__Task details__: Copy the lines exactly, starting with the very first one and stopping after the line that contains "663, 21, 675]".

— start Material —

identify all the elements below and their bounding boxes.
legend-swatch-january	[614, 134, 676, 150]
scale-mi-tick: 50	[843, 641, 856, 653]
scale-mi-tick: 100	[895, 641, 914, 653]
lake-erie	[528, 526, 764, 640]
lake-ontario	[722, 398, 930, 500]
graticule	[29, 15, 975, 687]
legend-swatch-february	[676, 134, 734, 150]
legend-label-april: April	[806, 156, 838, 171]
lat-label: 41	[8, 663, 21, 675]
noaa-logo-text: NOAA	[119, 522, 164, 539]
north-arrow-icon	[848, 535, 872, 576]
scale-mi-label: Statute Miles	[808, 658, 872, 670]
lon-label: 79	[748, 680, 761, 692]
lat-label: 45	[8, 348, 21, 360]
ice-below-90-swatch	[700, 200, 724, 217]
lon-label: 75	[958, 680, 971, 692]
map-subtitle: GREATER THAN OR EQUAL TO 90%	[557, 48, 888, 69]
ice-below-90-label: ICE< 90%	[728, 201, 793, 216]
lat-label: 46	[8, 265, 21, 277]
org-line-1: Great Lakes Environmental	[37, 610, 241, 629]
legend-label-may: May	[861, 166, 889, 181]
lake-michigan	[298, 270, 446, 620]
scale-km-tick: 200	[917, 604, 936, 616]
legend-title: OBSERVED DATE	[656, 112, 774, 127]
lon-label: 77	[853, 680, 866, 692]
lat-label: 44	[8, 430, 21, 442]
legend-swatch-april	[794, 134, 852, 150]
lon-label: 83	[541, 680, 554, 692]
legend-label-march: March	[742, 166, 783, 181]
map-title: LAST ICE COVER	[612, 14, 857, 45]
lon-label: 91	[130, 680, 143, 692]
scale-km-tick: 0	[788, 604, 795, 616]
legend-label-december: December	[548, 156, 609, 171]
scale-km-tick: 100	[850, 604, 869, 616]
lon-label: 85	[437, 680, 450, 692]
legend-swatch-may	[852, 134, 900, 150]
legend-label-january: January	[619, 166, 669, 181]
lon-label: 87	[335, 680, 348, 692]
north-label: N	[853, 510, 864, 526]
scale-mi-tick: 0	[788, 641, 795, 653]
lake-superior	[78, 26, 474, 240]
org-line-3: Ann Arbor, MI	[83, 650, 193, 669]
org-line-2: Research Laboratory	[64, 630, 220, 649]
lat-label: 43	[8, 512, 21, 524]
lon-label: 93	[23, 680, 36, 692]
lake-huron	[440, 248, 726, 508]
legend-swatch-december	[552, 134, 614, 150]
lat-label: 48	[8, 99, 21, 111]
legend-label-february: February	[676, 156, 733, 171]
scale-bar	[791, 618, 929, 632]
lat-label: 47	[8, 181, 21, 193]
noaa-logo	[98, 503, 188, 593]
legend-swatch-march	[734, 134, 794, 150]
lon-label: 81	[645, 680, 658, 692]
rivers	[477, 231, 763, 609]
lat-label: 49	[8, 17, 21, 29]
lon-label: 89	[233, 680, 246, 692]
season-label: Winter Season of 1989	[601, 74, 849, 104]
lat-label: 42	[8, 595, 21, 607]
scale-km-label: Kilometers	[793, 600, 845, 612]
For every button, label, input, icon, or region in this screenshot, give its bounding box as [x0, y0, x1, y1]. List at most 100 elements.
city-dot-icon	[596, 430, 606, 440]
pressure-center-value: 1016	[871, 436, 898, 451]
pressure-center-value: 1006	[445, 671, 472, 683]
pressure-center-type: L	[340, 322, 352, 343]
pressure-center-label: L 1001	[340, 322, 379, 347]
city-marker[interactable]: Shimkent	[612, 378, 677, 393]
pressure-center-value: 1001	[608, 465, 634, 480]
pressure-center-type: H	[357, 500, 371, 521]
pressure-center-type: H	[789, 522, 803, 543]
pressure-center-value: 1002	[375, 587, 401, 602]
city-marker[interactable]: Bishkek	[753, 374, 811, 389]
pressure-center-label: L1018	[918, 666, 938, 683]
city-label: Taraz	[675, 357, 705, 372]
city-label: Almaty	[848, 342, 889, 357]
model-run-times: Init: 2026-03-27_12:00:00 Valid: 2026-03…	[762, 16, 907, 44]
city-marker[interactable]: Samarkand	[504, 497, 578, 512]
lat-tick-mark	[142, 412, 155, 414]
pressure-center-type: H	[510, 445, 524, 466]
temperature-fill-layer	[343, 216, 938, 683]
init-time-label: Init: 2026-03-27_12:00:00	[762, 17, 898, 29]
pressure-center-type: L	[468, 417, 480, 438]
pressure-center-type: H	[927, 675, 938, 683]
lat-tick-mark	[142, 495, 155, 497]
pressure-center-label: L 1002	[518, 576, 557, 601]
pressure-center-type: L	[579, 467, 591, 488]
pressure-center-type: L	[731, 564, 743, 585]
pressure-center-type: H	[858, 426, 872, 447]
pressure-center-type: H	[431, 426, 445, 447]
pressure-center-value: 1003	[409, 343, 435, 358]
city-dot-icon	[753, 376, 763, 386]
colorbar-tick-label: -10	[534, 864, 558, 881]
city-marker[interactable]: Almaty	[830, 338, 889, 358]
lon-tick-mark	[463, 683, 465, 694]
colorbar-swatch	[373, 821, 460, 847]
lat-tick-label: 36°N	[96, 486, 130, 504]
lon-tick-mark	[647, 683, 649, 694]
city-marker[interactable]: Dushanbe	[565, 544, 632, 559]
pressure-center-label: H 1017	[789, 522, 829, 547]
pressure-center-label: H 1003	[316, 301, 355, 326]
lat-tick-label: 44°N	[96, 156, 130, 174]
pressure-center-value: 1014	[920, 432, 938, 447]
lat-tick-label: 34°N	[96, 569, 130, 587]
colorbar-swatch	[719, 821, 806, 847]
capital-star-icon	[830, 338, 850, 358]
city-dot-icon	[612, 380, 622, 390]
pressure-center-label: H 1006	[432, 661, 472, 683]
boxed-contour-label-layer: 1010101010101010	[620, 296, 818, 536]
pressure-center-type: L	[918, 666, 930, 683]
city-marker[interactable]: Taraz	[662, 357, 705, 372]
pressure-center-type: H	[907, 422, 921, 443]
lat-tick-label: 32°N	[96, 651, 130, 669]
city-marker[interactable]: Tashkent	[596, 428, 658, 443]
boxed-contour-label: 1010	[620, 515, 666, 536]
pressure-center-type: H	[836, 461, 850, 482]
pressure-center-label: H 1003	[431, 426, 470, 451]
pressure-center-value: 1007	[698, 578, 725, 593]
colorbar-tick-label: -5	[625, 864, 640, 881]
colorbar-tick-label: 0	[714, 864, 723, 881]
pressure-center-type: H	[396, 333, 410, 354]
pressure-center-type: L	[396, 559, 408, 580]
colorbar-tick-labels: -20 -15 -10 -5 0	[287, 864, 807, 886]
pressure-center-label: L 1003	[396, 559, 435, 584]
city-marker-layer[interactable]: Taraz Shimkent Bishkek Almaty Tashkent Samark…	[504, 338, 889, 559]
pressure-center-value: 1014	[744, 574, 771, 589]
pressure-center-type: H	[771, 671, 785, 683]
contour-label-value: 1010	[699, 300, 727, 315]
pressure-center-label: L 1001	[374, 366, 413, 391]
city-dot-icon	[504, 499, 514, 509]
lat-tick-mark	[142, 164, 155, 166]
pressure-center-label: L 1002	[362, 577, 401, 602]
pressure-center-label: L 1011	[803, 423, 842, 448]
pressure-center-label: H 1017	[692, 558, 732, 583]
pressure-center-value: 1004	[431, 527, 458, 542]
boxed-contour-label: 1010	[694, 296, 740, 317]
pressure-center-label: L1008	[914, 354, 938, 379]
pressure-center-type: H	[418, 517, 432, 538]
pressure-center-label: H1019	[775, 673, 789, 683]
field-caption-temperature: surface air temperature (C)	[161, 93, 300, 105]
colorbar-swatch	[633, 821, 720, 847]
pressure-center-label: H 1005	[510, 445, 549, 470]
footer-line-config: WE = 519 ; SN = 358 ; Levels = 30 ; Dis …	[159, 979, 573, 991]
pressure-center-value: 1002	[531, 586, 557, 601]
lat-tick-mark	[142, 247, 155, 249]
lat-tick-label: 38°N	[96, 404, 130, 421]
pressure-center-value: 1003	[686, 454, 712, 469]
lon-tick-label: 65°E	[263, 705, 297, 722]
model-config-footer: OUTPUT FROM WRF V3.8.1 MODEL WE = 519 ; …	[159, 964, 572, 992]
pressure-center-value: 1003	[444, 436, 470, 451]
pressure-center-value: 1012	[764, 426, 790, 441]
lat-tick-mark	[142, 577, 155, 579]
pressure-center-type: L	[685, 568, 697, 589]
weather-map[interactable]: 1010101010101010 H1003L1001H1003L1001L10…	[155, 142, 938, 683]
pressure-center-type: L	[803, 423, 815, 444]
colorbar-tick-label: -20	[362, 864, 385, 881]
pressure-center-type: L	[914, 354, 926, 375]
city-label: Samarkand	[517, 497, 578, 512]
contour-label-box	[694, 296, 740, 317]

— end Material —

__Finished answer__:
identify all the elements below and their bounding boxes.
legend-swatch-january	[614, 134, 676, 150]
scale-mi-tick: 50	[843, 641, 856, 653]
scale-mi-tick: 100	[895, 641, 914, 653]
lake-erie	[528, 526, 764, 640]
lake-ontario	[722, 398, 930, 500]
graticule	[29, 15, 975, 687]
legend-swatch-february	[676, 134, 734, 150]
legend-label-april: April	[806, 156, 838, 171]
lat-label: 41	[8, 663, 21, 675]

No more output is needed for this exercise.